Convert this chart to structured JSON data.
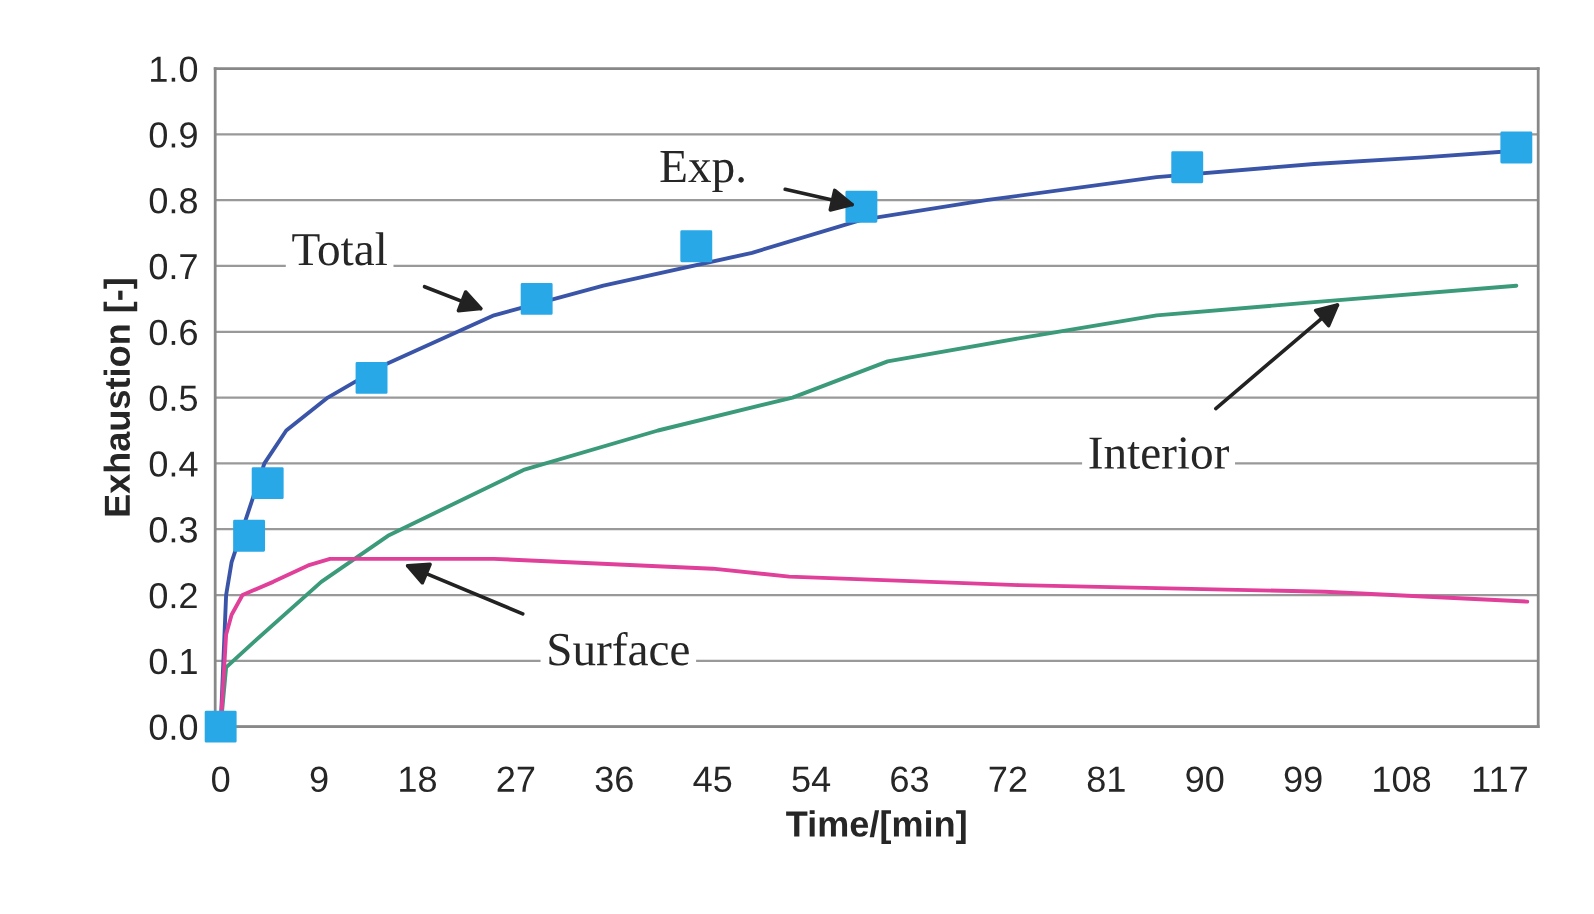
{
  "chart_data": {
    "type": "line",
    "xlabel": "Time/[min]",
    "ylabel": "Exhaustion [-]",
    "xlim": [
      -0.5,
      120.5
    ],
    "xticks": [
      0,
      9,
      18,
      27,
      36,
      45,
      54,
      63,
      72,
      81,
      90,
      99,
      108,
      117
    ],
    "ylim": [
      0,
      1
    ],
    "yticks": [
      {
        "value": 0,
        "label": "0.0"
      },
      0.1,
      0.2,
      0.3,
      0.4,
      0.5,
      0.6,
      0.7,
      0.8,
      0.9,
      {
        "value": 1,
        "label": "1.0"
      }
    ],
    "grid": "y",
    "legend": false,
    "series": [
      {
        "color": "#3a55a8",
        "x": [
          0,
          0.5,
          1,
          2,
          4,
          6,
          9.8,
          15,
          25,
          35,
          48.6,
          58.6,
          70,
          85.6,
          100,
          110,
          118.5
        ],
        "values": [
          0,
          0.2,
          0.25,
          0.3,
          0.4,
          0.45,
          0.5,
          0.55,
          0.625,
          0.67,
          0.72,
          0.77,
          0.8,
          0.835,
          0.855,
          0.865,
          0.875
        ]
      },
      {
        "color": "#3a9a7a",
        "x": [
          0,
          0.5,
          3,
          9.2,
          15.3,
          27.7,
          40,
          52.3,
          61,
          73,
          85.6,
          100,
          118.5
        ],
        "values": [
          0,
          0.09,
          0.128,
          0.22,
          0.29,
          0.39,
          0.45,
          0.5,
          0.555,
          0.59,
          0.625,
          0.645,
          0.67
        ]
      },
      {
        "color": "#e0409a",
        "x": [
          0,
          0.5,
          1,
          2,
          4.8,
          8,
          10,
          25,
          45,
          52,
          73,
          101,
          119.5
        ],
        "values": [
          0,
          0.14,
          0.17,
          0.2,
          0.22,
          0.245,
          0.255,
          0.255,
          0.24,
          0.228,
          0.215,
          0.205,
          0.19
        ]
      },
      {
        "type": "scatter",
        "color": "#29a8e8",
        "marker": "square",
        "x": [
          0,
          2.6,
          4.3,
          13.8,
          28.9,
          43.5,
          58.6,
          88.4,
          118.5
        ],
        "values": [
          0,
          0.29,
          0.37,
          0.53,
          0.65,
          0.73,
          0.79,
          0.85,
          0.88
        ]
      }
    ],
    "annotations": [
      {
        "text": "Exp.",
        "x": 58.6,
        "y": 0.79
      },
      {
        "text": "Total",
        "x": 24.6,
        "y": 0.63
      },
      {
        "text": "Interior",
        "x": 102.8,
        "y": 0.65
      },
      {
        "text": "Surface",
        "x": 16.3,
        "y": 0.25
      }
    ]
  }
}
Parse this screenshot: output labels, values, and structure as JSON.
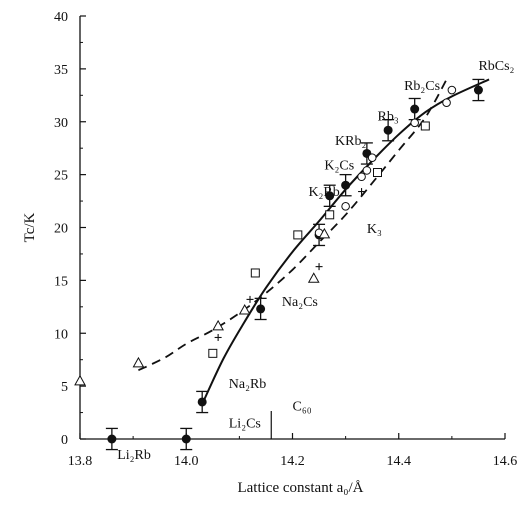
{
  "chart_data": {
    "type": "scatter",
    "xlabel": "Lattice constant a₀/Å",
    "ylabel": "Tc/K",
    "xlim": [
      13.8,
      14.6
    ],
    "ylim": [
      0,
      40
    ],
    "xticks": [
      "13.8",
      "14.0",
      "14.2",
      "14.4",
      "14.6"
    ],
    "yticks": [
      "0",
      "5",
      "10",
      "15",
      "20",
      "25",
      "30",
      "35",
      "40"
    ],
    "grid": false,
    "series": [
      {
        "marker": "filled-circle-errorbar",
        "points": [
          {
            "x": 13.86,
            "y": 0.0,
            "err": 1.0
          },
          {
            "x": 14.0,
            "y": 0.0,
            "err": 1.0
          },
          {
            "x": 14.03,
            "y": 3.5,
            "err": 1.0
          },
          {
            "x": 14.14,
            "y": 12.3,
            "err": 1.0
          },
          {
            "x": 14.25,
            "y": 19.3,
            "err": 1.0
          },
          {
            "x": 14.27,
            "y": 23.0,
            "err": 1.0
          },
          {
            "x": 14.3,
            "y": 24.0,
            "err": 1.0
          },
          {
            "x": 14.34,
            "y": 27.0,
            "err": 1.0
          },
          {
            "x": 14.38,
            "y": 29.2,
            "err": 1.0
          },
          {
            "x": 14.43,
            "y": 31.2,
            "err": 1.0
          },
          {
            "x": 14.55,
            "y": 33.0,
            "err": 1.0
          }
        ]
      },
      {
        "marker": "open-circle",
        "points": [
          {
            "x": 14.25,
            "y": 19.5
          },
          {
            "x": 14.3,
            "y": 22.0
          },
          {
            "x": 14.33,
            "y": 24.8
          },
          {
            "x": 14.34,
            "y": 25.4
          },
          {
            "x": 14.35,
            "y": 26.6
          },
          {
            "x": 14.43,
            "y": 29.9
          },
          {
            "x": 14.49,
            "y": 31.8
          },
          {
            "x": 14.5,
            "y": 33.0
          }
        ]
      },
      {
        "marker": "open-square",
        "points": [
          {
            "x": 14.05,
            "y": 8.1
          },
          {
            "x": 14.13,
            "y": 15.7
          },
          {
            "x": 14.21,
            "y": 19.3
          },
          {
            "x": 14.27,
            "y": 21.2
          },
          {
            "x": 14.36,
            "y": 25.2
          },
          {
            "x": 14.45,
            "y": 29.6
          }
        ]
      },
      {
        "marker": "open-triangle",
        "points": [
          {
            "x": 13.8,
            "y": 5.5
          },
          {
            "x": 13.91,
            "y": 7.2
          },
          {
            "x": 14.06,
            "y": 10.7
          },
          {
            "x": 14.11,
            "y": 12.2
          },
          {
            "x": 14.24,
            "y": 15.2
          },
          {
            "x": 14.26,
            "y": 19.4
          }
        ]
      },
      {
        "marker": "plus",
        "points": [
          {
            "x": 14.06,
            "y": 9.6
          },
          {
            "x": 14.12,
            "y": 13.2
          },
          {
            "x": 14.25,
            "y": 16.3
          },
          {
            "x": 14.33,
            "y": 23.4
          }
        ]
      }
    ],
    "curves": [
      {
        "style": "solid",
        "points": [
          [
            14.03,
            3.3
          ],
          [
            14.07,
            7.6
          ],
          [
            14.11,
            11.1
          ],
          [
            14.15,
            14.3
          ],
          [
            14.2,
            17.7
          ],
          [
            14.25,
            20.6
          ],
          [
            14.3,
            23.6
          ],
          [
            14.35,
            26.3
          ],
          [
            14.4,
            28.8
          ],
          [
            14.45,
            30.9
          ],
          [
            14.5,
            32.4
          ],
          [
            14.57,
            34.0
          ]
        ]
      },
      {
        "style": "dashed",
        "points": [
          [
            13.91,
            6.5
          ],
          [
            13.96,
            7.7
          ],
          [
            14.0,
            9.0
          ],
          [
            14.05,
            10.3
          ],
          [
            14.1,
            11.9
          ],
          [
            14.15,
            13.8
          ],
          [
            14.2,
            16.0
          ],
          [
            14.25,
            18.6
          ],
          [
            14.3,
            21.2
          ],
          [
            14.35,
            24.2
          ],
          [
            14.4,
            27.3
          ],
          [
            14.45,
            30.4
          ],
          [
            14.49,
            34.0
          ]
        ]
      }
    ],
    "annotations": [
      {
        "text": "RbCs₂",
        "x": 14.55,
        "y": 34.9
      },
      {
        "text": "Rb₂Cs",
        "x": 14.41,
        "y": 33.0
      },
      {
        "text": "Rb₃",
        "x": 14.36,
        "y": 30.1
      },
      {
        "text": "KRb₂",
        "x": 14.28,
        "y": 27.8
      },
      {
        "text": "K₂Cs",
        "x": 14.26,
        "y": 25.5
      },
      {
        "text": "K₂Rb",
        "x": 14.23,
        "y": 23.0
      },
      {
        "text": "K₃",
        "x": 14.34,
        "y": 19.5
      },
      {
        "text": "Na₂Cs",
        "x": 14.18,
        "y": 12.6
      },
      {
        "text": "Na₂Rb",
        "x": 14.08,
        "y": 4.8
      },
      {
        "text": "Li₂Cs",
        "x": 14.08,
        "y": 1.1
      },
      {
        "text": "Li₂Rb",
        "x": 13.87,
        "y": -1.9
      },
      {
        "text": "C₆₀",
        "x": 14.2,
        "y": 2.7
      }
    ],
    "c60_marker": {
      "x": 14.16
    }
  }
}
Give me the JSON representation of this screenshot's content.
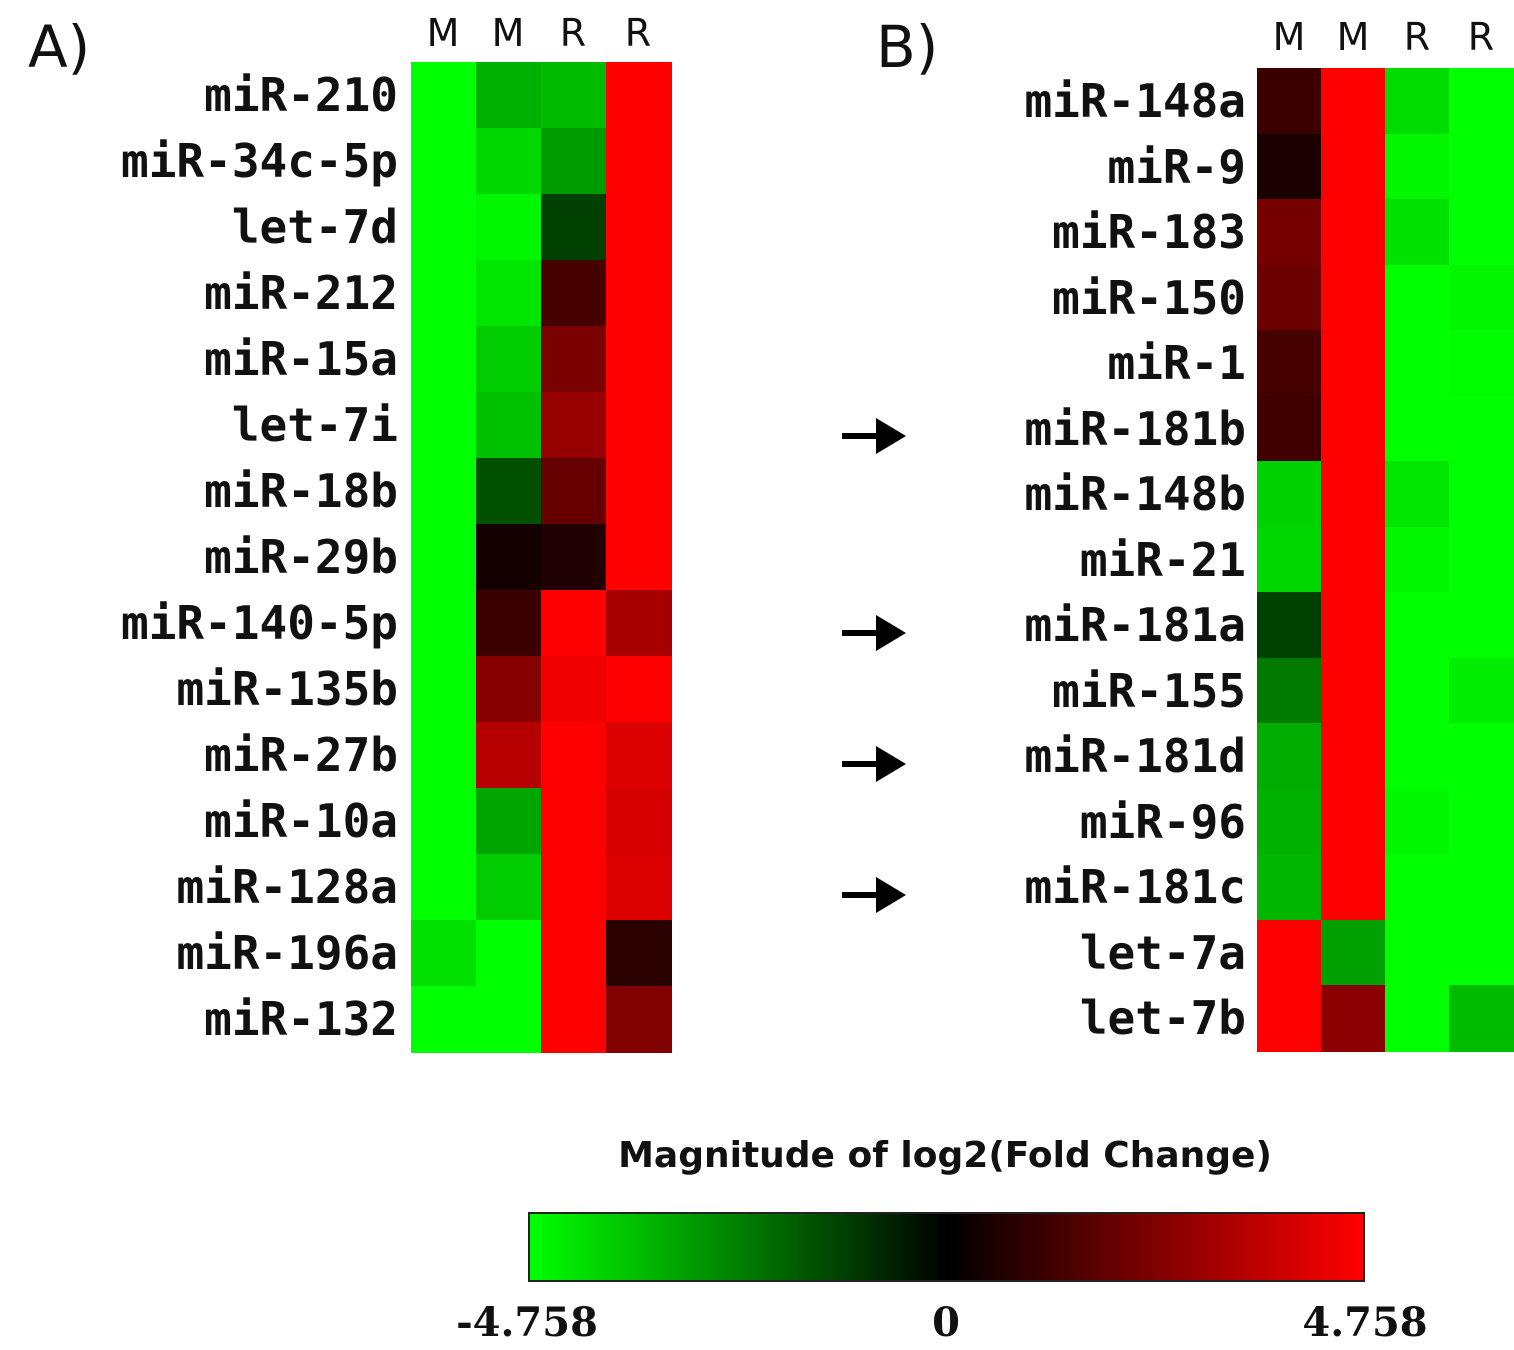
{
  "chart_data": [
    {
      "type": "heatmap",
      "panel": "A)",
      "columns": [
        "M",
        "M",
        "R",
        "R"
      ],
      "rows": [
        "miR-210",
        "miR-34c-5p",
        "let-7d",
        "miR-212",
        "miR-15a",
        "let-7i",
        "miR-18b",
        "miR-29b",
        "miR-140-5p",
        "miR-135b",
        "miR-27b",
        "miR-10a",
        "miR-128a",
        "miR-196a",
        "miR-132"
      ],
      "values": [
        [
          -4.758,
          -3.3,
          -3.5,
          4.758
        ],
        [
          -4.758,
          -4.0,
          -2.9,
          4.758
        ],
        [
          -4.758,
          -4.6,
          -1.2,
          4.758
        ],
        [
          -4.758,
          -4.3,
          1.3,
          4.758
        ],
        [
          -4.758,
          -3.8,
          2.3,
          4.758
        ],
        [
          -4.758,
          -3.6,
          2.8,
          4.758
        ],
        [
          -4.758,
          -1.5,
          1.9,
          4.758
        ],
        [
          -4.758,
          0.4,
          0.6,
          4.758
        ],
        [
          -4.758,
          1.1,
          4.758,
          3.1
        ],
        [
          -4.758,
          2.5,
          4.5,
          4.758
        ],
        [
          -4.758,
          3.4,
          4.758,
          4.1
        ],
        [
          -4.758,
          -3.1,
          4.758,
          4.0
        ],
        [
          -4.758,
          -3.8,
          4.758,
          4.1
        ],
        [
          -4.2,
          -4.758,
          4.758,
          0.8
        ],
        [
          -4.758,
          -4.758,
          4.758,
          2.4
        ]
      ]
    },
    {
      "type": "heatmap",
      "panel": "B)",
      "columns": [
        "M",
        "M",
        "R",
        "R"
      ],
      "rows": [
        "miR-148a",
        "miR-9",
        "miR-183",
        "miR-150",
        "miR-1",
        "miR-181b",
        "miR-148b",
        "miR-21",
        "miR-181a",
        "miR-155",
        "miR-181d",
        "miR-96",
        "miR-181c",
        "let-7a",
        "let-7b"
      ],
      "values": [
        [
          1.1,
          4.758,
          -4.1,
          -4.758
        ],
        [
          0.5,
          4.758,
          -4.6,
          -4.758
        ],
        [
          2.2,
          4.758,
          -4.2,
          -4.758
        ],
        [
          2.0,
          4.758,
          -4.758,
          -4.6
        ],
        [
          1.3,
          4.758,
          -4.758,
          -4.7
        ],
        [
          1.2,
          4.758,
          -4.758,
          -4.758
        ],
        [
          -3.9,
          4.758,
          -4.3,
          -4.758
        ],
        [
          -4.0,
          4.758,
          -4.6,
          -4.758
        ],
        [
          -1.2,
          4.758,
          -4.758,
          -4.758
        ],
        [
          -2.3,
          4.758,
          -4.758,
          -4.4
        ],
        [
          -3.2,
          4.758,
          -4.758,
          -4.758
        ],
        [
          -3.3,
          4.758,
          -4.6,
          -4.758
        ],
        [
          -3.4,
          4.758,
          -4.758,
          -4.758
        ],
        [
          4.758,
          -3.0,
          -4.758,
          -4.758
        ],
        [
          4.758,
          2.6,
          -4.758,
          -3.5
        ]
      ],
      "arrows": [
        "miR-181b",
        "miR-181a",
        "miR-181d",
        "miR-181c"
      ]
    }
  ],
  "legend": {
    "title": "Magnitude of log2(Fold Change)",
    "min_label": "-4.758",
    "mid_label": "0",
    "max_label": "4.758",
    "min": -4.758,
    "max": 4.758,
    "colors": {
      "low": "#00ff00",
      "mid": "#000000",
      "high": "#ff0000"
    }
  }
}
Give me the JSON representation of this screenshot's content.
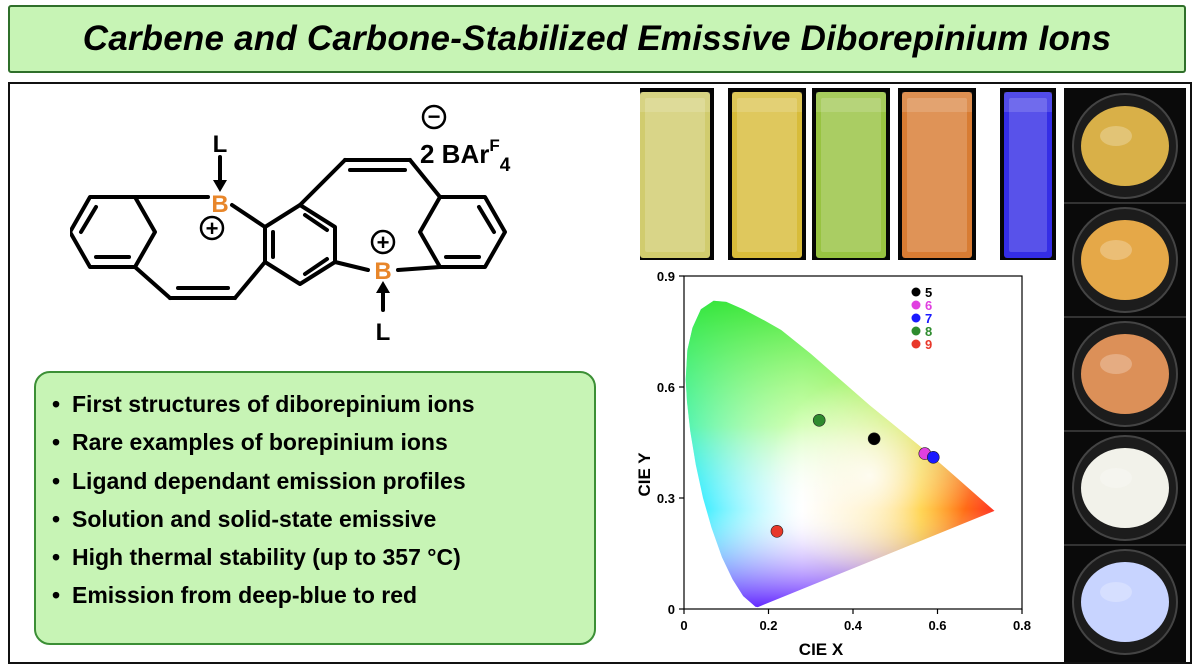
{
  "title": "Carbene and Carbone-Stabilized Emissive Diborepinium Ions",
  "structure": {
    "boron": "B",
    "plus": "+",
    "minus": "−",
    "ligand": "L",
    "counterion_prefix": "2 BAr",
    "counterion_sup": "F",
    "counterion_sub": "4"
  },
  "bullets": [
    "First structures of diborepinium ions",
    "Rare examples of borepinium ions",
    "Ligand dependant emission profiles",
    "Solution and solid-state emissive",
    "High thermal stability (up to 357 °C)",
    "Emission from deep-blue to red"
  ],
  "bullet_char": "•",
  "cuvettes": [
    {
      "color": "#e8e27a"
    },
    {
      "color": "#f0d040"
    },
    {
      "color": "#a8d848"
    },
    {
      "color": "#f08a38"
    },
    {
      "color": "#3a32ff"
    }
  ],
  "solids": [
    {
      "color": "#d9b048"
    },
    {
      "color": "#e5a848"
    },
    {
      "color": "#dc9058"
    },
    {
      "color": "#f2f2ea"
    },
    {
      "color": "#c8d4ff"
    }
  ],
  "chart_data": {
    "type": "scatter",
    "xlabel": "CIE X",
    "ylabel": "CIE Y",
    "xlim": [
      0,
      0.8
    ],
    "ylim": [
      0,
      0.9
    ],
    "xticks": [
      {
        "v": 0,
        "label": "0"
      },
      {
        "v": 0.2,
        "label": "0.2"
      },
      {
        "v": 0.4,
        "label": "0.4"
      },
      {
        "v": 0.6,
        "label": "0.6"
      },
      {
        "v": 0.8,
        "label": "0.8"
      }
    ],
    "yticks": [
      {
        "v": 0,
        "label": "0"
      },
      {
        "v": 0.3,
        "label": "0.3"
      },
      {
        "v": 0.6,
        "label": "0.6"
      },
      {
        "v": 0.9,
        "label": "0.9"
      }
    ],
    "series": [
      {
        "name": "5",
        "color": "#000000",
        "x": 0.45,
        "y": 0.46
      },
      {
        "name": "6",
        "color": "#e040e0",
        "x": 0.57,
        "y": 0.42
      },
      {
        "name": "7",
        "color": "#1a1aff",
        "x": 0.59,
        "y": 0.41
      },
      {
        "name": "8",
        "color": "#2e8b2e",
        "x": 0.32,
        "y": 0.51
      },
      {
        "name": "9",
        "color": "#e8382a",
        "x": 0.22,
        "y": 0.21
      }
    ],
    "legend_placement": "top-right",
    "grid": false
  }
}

::::::

TASK DIRECTIONS: Identify the lines above that contain the word "circle", then copy them.

PROBLEM SOLUTION:
        "marker": "filled-circle-errorbar",
        "marker": "open-circle",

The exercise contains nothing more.